**Stated task**
Transcribe every line of the material below verbatim, changing no character.
## start Provided records
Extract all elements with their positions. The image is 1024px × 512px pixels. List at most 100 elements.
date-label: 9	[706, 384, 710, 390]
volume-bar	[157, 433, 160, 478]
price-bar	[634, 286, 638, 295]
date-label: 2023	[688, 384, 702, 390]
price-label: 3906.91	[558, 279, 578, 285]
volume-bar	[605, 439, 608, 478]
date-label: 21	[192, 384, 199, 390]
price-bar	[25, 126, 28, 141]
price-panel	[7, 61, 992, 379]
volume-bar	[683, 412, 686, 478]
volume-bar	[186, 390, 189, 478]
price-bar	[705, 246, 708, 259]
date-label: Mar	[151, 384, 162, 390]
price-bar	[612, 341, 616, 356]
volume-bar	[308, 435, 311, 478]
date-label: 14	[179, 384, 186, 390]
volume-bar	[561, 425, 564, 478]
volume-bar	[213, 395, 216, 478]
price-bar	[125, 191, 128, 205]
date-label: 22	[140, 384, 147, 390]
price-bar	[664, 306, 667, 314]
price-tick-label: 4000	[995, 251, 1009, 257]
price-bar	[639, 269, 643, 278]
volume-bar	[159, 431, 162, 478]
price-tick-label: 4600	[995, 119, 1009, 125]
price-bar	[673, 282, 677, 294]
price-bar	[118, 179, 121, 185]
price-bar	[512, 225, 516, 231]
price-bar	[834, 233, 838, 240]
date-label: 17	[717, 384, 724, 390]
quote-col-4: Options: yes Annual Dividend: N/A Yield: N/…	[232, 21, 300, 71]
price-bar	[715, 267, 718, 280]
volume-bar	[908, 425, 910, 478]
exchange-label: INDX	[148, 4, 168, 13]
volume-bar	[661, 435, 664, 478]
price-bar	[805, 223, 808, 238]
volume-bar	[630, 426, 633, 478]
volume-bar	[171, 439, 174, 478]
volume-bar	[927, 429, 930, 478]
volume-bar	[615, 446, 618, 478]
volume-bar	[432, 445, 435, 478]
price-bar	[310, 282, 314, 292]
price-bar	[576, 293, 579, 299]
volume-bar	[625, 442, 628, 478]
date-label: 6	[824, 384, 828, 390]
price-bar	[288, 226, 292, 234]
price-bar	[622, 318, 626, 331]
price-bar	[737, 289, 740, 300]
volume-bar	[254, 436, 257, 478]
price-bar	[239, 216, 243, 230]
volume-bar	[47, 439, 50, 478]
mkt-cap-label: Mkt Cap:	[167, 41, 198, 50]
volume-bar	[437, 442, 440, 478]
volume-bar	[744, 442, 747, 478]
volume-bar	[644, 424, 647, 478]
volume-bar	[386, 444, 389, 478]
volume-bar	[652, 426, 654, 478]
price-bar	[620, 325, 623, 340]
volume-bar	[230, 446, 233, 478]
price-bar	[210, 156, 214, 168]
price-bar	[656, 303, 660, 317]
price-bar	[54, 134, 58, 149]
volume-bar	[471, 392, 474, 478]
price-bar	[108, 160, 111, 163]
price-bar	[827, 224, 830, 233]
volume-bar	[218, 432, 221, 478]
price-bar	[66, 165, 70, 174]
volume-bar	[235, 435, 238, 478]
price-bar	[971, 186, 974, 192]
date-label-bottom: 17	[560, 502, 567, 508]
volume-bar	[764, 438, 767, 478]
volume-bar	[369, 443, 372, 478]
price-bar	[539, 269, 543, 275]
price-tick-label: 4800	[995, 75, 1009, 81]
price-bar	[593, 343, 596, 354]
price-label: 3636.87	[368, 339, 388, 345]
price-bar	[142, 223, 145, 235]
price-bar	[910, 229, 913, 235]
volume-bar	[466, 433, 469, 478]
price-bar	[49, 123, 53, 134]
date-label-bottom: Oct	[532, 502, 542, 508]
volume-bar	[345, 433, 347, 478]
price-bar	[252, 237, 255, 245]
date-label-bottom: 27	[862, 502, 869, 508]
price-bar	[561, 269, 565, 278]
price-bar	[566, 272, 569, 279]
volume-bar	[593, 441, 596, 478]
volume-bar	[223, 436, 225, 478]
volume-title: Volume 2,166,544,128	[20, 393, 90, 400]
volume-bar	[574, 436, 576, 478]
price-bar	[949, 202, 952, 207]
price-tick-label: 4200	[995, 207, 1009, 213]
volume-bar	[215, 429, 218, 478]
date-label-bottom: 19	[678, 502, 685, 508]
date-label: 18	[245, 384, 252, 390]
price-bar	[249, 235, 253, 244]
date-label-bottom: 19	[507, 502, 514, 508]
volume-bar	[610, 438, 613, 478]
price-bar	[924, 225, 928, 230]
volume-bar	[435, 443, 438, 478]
## end Provided records
**Answer to this task**
Extract all elements with their positions. The image is 1024px × 512px pixels. List at most 100 elements.
date-label: 9	[706, 384, 710, 390]
volume-bar	[157, 433, 160, 478]
price-bar	[634, 286, 638, 295]
date-label: 2023	[688, 384, 702, 390]
price-label: 3906.91	[558, 279, 578, 285]
volume-bar	[605, 439, 608, 478]
date-label: 21	[192, 384, 199, 390]
price-bar	[25, 126, 28, 141]
price-panel	[7, 61, 992, 379]
volume-bar	[683, 412, 686, 478]
volume-bar	[186, 390, 189, 478]
price-bar	[705, 246, 708, 259]
date-label: Mar	[151, 384, 162, 390]
price-bar	[612, 341, 616, 356]
volume-bar	[308, 435, 311, 478]
date-label: 14	[179, 384, 186, 390]
volume-bar	[561, 425, 564, 478]
volume-bar	[213, 395, 216, 478]
price-bar	[125, 191, 128, 205]
date-label: 22	[140, 384, 147, 390]
price-bar	[664, 306, 667, 314]
price-tick-label: 4000	[995, 251, 1009, 257]
price-bar	[639, 269, 643, 278]
volume-bar	[159, 431, 162, 478]
price-tick-label: 4600	[995, 119, 1009, 125]
price-bar	[673, 282, 677, 294]
price-bar	[118, 179, 121, 185]
price-bar	[512, 225, 516, 231]
price-bar	[834, 233, 838, 240]
date-label: 17	[717, 384, 724, 390]
quote-col-4: Options: yes Annual Dividend: N/A Yield: N/…	[232, 21, 300, 71]
price-bar	[715, 267, 718, 280]
volume-bar	[908, 425, 910, 478]
exchange-label: INDX	[148, 4, 168, 13]
volume-bar	[661, 435, 664, 478]
price-bar	[805, 223, 808, 238]
volume-bar	[630, 426, 633, 478]
volume-bar	[171, 439, 174, 478]
volume-bar	[927, 429, 930, 478]
volume-bar	[615, 446, 618, 478]
volume-bar	[432, 445, 435, 478]
price-bar	[310, 282, 314, 292]
price-bar	[576, 293, 579, 299]
volume-bar	[625, 442, 628, 478]
date-label: 6	[824, 384, 828, 390]
price-bar	[288, 226, 292, 234]
price-bar	[622, 318, 626, 331]
price-bar	[737, 289, 740, 300]
volume-bar	[254, 436, 257, 478]
price-bar	[239, 216, 243, 230]
volume-bar	[47, 439, 50, 478]
mkt-cap-label: Mkt Cap:	[167, 41, 198, 50]
volume-bar	[437, 442, 440, 478]
volume-bar	[744, 442, 747, 478]
volume-bar	[644, 424, 647, 478]
volume-bar	[386, 444, 389, 478]
volume-bar	[652, 426, 654, 478]
price-bar	[620, 325, 623, 340]
volume-bar	[230, 446, 233, 478]
price-bar	[210, 156, 214, 168]
price-bar	[656, 303, 660, 317]
price-bar	[54, 134, 58, 149]
volume-bar	[471, 392, 474, 478]
price-bar	[108, 160, 111, 163]
price-bar	[827, 224, 830, 233]
volume-bar	[218, 432, 221, 478]
price-bar	[66, 165, 70, 174]
volume-bar	[235, 435, 238, 478]
price-bar	[971, 186, 974, 192]
date-label-bottom: 17	[560, 502, 567, 508]
volume-bar	[764, 438, 767, 478]
volume-bar	[369, 443, 372, 478]
price-bar	[539, 269, 543, 275]
price-tick-label: 4800	[995, 75, 1009, 81]
price-bar	[593, 343, 596, 354]
price-label: 3636.87	[368, 339, 388, 345]
price-bar	[142, 223, 145, 235]
price-bar	[910, 229, 913, 235]
volume-bar	[466, 433, 469, 478]
price-bar	[49, 123, 53, 134]
date-label-bottom: Oct	[532, 502, 542, 508]
volume-bar	[345, 433, 347, 478]
price-bar	[252, 237, 255, 245]
date-label-bottom: 27	[862, 502, 869, 508]
price-bar	[561, 269, 565, 278]
price-bar	[566, 272, 569, 279]
volume-bar	[593, 441, 596, 478]
volume-bar	[223, 436, 225, 478]
volume-title: Volume 2,166,544,128	[20, 393, 90, 400]
volume-bar	[574, 436, 576, 478]
price-bar	[949, 202, 952, 207]
price-tick-label: 4200	[995, 207, 1009, 213]
volume-bar	[215, 429, 218, 478]
date-label-bottom: 19	[678, 502, 685, 508]
date-label: 18	[245, 384, 252, 390]
price-bar	[249, 235, 253, 244]
date-label-bottom: 19	[507, 502, 514, 508]
volume-bar	[610, 438, 613, 478]
price-bar	[924, 225, 928, 230]
volume-bar	[435, 443, 438, 478]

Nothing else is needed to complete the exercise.